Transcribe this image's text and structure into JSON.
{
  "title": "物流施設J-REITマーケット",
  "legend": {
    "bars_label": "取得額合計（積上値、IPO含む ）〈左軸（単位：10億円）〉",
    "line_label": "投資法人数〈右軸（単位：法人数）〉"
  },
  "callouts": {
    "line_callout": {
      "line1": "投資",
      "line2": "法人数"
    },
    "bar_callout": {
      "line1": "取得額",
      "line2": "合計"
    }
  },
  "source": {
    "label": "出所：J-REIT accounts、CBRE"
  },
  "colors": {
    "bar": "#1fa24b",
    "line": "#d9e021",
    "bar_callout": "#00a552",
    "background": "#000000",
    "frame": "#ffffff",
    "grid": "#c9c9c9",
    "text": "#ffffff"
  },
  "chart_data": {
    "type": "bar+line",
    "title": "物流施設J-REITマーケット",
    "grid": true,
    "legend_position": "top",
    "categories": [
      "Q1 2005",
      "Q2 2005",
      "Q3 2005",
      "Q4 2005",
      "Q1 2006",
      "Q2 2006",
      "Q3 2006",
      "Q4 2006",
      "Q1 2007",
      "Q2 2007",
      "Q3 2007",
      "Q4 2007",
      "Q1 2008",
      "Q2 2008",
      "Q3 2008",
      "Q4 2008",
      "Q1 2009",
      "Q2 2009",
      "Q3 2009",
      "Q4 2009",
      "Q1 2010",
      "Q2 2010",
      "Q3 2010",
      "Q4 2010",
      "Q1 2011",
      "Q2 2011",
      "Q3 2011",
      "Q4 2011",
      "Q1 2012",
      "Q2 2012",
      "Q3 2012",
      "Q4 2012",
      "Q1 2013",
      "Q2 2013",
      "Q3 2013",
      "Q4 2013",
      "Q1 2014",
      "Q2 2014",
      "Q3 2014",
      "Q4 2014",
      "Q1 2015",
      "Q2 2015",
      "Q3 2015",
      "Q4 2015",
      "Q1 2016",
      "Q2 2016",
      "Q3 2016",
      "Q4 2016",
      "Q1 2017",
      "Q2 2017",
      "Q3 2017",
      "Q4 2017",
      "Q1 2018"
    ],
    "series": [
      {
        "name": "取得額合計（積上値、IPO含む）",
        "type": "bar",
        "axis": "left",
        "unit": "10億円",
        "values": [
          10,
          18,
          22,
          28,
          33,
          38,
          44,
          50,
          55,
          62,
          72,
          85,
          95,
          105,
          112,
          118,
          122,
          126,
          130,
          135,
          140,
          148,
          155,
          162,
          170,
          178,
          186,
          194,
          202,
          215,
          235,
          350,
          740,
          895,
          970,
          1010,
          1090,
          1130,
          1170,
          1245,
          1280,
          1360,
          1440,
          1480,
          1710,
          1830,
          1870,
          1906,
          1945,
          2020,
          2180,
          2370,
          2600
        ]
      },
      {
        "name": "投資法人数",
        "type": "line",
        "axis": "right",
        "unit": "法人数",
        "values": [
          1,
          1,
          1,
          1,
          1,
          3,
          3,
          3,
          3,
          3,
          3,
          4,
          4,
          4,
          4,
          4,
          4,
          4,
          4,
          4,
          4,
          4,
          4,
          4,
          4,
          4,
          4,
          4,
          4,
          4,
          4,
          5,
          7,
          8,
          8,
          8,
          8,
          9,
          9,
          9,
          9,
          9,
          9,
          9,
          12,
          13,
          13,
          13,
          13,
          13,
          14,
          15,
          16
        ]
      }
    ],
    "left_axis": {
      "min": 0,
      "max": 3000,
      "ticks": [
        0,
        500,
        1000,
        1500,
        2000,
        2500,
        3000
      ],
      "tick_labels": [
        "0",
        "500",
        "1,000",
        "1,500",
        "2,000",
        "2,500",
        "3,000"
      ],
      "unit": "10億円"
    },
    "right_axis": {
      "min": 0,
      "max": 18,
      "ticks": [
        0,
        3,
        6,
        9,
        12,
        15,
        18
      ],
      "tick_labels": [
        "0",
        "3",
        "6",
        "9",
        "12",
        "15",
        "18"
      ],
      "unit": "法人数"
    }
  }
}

========================================

What is expected –
Reproduce the full listing above, character for character.

Task solution –
Transcribe this image's text and structure into JSON.
{
  "title": "物流施設J-REITマーケット",
  "legend": {
    "bars_label": "取得額合計（積上値、IPO含む ）〈左軸（単位：10億円）〉",
    "line_label": "投資法人数〈右軸（単位：法人数）〉"
  },
  "callouts": {
    "line_callout": {
      "line1": "投資",
      "line2": "法人数"
    },
    "bar_callout": {
      "line1": "取得額",
      "line2": "合計"
    }
  },
  "source": {
    "label": "出所：J-REIT accounts、CBRE"
  },
  "colors": {
    "bar": "#1fa24b",
    "line": "#d9e021",
    "bar_callout": "#00a552",
    "background": "#000000",
    "frame": "#ffffff",
    "grid": "#c9c9c9",
    "text": "#ffffff"
  },
  "chart_data": {
    "type": "bar+line",
    "title": "物流施設J-REITマーケット",
    "grid": true,
    "legend_position": "top",
    "categories": [
      "Q1 2005",
      "Q2 2005",
      "Q3 2005",
      "Q4 2005",
      "Q1 2006",
      "Q2 2006",
      "Q3 2006",
      "Q4 2006",
      "Q1 2007",
      "Q2 2007",
      "Q3 2007",
      "Q4 2007",
      "Q1 2008",
      "Q2 2008",
      "Q3 2008",
      "Q4 2008",
      "Q1 2009",
      "Q2 2009",
      "Q3 2009",
      "Q4 2009",
      "Q1 2010",
      "Q2 2010",
      "Q3 2010",
      "Q4 2010",
      "Q1 2011",
      "Q2 2011",
      "Q3 2011",
      "Q4 2011",
      "Q1 2012",
      "Q2 2012",
      "Q3 2012",
      "Q4 2012",
      "Q1 2013",
      "Q2 2013",
      "Q3 2013",
      "Q4 2013",
      "Q1 2014",
      "Q2 2014",
      "Q3 2014",
      "Q4 2014",
      "Q1 2015",
      "Q2 2015",
      "Q3 2015",
      "Q4 2015",
      "Q1 2016",
      "Q2 2016",
      "Q3 2016",
      "Q4 2016",
      "Q1 2017",
      "Q2 2017",
      "Q3 2017",
      "Q4 2017",
      "Q1 2018"
    ],
    "series": [
      {
        "name": "取得額合計（積上値、IPO含む）",
        "type": "bar",
        "axis": "left",
        "unit": "10億円",
        "values": [
          10,
          18,
          22,
          28,
          33,
          38,
          44,
          50,
          55,
          62,
          72,
          85,
          95,
          105,
          112,
          118,
          122,
          126,
          130,
          135,
          140,
          148,
          155,
          162,
          170,
          178,
          186,
          194,
          202,
          215,
          235,
          350,
          740,
          895,
          970,
          1010,
          1090,
          1130,
          1170,
          1245,
          1280,
          1360,
          1440,
          1480,
          1710,
          1830,
          1870,
          1906,
          1945,
          2020,
          2180,
          2370,
          2600
        ]
      },
      {
        "name": "投資法人数",
        "type": "line",
        "axis": "right",
        "unit": "法人数",
        "values": [
          1,
          1,
          1,
          1,
          1,
          3,
          3,
          3,
          3,
          3,
          3,
          4,
          4,
          4,
          4,
          4,
          4,
          4,
          4,
          4,
          4,
          4,
          4,
          4,
          4,
          4,
          4,
          4,
          4,
          4,
          4,
          5,
          7,
          8,
          8,
          8,
          8,
          9,
          9,
          9,
          9,
          9,
          9,
          9,
          12,
          13,
          13,
          13,
          13,
          13,
          14,
          15,
          16
        ]
      }
    ],
    "left_axis": {
      "min": 0,
      "max": 3000,
      "ticks": [
        0,
        500,
        1000,
        1500,
        2000,
        2500,
        3000
      ],
      "tick_labels": [
        "0",
        "500",
        "1,000",
        "1,500",
        "2,000",
        "2,500",
        "3,000"
      ],
      "unit": "10億円"
    },
    "right_axis": {
      "min": 0,
      "max": 18,
      "ticks": [
        0,
        3,
        6,
        9,
        12,
        15,
        18
      ],
      "tick_labels": [
        "0",
        "3",
        "6",
        "9",
        "12",
        "15",
        "18"
      ],
      "unit": "法人数"
    }
  }
}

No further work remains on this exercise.